• What is required:
Write out the records below word for word, please.

Part of a data file:
===============

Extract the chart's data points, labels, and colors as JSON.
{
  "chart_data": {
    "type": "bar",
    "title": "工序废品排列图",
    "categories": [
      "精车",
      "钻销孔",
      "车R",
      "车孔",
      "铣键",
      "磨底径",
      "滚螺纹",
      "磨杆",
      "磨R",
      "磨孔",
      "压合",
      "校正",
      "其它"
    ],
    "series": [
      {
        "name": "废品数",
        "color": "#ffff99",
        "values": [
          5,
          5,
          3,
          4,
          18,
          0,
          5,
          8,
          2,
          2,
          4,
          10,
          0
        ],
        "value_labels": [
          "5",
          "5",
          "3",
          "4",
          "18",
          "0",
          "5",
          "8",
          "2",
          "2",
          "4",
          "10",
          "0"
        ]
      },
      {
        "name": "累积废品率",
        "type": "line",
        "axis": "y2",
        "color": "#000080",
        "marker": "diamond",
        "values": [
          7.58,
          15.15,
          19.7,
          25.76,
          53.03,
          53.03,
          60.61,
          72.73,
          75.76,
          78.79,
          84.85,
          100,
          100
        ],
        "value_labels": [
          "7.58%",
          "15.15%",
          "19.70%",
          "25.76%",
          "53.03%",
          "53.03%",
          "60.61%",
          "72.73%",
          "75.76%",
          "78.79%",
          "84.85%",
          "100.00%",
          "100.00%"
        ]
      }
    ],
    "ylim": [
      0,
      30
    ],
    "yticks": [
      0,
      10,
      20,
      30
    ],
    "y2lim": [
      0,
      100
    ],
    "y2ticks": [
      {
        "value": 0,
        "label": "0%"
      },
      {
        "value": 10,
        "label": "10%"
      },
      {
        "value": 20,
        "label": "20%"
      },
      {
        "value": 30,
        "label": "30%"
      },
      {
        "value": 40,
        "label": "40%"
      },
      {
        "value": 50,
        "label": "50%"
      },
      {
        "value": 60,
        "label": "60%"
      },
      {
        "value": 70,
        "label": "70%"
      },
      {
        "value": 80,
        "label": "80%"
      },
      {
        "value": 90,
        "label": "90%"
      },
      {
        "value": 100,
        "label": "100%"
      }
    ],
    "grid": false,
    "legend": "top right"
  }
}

===============

• Reply to the exercise:
Extract the chart's data points, labels, and colors as JSON.
{
  "chart_data": {
    "type": "bar",
    "title": "工序废品排列图",
    "categories": [
      "精车",
      "钻销孔",
      "车R",
      "车孔",
      "铣键",
      "磨底径",
      "滚螺纹",
      "磨杆",
      "磨R",
      "磨孔",
      "压合",
      "校正",
      "其它"
    ],
    "series": [
      {
        "name": "废品数",
        "color": "#ffff99",
        "values": [
          5,
          5,
          3,
          4,
          18,
          0,
          5,
          8,
          2,
          2,
          4,
          10,
          0
        ],
        "value_labels": [
          "5",
          "5",
          "3",
          "4",
          "18",
          "0",
          "5",
          "8",
          "2",
          "2",
          "4",
          "10",
          "0"
        ]
      },
      {
        "name": "累积废品率",
        "type": "line",
        "axis": "y2",
        "color": "#000080",
        "marker": "diamond",
        "values": [
          7.58,
          15.15,
          19.7,
          25.76,
          53.03,
          53.03,
          60.61,
          72.73,
          75.76,
          78.79,
          84.85,
          100,
          100
        ],
        "value_labels": [
          "7.58%",
          "15.15%",
          "19.70%",
          "25.76%",
          "53.03%",
          "53.03%",
          "60.61%",
          "72.73%",
          "75.76%",
          "78.79%",
          "84.85%",
          "100.00%",
          "100.00%"
        ]
      }
    ],
    "ylim": [
      0,
      30
    ],
    "yticks": [
      0,
      10,
      20,
      30
    ],
    "y2lim": [
      0,
      100
    ],
    "y2ticks": [
      {
        "value": 0,
        "label": "0%"
      },
      {
        "value": 10,
        "label": "10%"
      },
      {
        "value": 20,
        "label": "20%"
      },
      {
        "value": 30,
        "label": "30%"
      },
      {
        "value": 40,
        "label": "40%"
      },
      {
        "value": 50,
        "label": "50%"
      },
      {
        "value": 60,
        "label": "60%"
      },
      {
        "value": 70,
        "label": "70%"
      },
      {
        "value": 80,
        "label": "80%"
      },
      {
        "value": 90,
        "label": "90%"
      },
      {
        "value": 100,
        "label": "100%"
      }
    ],
    "grid": false,
    "legend": "top right"
  }
}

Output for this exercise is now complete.